---- Dataset entries

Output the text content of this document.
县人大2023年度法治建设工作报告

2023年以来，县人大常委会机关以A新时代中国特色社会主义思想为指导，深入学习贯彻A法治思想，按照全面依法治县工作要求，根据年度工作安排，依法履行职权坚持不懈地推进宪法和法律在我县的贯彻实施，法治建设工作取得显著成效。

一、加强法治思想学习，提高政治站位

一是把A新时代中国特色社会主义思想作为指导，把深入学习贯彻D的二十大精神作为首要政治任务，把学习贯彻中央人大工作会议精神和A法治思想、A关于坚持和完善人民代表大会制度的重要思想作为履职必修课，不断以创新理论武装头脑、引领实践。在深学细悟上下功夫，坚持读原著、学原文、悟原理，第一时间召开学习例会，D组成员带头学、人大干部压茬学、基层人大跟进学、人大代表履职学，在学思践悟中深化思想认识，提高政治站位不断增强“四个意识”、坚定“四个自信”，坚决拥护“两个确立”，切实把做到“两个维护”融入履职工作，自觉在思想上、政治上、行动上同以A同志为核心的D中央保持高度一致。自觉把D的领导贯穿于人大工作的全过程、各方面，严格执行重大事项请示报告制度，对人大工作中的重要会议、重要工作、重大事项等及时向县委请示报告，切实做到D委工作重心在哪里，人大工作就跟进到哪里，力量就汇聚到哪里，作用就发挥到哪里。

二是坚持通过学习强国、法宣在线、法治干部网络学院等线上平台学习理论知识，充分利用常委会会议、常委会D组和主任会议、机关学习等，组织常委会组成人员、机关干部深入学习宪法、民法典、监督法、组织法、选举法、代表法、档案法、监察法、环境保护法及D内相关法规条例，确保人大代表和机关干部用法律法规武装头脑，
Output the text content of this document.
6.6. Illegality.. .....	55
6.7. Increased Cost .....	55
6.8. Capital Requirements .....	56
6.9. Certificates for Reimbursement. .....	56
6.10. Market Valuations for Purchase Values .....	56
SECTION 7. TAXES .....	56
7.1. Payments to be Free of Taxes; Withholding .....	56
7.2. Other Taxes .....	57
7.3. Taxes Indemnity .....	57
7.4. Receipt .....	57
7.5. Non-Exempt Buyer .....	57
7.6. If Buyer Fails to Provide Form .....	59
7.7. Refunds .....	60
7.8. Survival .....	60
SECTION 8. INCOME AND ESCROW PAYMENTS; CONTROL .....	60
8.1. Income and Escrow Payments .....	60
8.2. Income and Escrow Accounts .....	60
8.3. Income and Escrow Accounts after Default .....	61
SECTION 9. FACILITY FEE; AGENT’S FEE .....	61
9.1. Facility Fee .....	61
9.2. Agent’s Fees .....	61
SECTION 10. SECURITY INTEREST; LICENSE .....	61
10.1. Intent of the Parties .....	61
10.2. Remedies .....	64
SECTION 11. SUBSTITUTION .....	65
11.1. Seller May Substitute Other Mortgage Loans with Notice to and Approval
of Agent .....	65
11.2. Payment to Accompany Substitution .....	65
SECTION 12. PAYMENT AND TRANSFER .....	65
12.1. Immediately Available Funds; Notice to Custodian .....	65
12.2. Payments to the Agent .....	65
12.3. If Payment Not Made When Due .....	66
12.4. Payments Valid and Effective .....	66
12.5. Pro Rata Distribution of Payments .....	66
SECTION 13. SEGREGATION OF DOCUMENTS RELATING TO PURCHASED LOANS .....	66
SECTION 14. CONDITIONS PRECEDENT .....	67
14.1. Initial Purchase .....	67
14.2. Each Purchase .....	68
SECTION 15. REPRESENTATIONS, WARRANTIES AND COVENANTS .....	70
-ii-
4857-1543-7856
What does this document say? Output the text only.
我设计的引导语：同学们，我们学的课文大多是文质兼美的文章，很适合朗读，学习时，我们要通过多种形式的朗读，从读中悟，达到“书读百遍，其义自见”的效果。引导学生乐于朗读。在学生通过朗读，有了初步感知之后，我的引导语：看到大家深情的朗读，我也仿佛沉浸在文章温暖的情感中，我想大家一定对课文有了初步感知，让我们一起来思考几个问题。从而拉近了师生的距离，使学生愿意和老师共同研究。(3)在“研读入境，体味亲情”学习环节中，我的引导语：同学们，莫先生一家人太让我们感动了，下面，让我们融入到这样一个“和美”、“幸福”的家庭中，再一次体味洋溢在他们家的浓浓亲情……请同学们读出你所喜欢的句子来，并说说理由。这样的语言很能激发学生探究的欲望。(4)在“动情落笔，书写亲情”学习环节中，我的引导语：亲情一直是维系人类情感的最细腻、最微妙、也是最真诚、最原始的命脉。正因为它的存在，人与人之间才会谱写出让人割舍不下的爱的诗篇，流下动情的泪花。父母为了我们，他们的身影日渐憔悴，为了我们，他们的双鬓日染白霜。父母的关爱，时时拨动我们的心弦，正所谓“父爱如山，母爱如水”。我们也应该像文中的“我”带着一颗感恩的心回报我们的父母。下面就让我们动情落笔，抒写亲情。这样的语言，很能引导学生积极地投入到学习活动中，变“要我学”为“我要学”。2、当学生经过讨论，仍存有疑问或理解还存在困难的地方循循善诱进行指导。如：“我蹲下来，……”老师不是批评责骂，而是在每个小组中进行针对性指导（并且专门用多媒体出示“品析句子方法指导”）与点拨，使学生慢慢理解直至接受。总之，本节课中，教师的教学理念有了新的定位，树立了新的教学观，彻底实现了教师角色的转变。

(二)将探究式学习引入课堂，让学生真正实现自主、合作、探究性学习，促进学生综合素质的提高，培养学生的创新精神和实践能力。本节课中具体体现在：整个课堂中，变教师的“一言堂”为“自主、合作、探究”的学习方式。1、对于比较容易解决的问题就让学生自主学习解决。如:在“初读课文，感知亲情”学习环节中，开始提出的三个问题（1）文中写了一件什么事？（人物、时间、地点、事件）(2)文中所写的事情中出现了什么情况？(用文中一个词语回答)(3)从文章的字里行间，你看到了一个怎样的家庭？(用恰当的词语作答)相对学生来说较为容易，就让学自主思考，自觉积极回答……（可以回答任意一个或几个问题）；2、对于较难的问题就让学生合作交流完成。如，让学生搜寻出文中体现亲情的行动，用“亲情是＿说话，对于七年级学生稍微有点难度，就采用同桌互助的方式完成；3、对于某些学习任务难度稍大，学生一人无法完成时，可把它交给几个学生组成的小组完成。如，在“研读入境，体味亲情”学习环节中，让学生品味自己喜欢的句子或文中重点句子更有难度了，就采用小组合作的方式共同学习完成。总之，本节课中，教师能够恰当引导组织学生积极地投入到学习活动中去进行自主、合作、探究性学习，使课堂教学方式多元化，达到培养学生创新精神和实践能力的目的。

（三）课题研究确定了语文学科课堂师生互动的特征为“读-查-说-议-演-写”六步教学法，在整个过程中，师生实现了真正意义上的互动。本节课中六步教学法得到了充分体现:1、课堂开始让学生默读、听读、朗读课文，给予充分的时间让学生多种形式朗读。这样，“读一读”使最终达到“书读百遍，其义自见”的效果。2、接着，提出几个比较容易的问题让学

--------

=== Challenge ===
Gather every line from the listing above in which the word "Notice" appears.

=== Full answer ===
11.1. Seller May Substitute Other Mortgage Loans with Notice to and Approval
12.1. Immediately Available Funds; Notice to Custodian .....	65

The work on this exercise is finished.